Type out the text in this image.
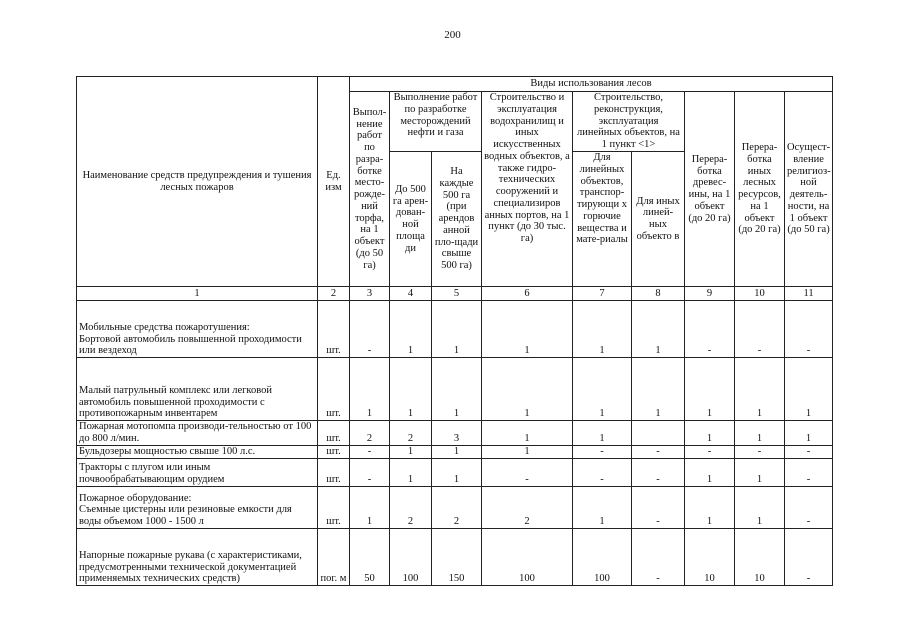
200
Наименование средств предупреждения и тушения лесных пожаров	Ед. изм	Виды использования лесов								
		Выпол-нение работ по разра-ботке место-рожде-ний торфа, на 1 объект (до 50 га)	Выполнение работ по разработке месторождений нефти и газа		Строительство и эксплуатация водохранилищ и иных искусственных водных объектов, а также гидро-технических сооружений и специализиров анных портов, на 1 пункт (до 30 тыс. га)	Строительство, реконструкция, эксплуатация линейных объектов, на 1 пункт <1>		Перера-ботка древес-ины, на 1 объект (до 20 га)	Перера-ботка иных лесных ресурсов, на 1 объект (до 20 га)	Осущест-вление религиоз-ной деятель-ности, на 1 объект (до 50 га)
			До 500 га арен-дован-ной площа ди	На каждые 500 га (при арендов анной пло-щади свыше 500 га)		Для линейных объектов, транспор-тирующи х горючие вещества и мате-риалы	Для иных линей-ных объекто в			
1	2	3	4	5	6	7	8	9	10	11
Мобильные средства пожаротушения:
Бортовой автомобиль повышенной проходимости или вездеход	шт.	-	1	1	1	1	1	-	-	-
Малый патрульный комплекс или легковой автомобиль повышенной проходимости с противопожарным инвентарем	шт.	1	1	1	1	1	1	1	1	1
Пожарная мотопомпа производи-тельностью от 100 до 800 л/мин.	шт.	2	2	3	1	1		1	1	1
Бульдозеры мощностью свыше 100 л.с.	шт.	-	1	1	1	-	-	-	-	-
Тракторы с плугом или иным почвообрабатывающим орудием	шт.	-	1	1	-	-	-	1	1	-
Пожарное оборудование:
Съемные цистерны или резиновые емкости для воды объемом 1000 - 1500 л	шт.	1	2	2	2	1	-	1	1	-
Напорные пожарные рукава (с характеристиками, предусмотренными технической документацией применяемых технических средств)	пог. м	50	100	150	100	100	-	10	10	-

• • • • •

■ Work to do
Quote every line word for word and keep the images out of the copy.

■ The result
Type out the text in this image.
200
Наименование средств предупреждения и тушения лесных пожаров	Ед. изм	Виды использования лесов								
		Выпол-нение работ по разра-ботке место-рожде-ний торфа, на 1 объект (до 50 га)	Выполнение работ по разработке месторождений нефти и газа		Строительство и эксплуатация водохранилищ и иных искусственных водных объектов, а также гидро-технических сооружений и специализиров анных портов, на 1 пункт (до 30 тыс. га)	Строительство, реконструкция, эксплуатация линейных объектов, на 1 пункт <1>		Перера-ботка древес-ины, на 1 объект (до 20 га)	Перера-ботка иных лесных ресурсов, на 1 объект (до 20 га)	Осущест-вление религиоз-ной деятель-ности, на 1 объект (до 50 га)
			До 500 га арен-дован-ной площа ди	На каждые 500 га (при арендов анной пло-щади свыше 500 га)		Для линейных объектов, транспор-тирующи х горючие вещества и мате-риалы	Для иных линей-ных объекто в			
1	2	3	4	5	6	7	8	9	10	11
Мобильные средства пожаротушения:
Бортовой автомобиль повышенной проходимости или вездеход	шт.	-	1	1	1	1	1	-	-	-
Малый патрульный комплекс или легковой автомобиль повышенной проходимости с противопожарным инвентарем	шт.	1	1	1	1	1	1	1	1	1
Пожарная мотопомпа производи-тельностью от 100 до 800 л/мин.	шт.	2	2	3	1	1		1	1	1
Бульдозеры мощностью свыше 100 л.с.	шт.	-	1	1	1	-	-	-	-	-
Тракторы с плугом или иным почвообрабатывающим орудием	шт.	-	1	1	-	-	-	1	1	-
Пожарное оборудование:
Съемные цистерны или резиновые емкости для воды объемом 1000 - 1500 л	шт.	1	2	2	2	1	-	1	1	-
Напорные пожарные рукава (с характеристиками, предусмотренными технической документацией применяемых технических средств)	пог. м	50	100	150	100	100	-	10	10	-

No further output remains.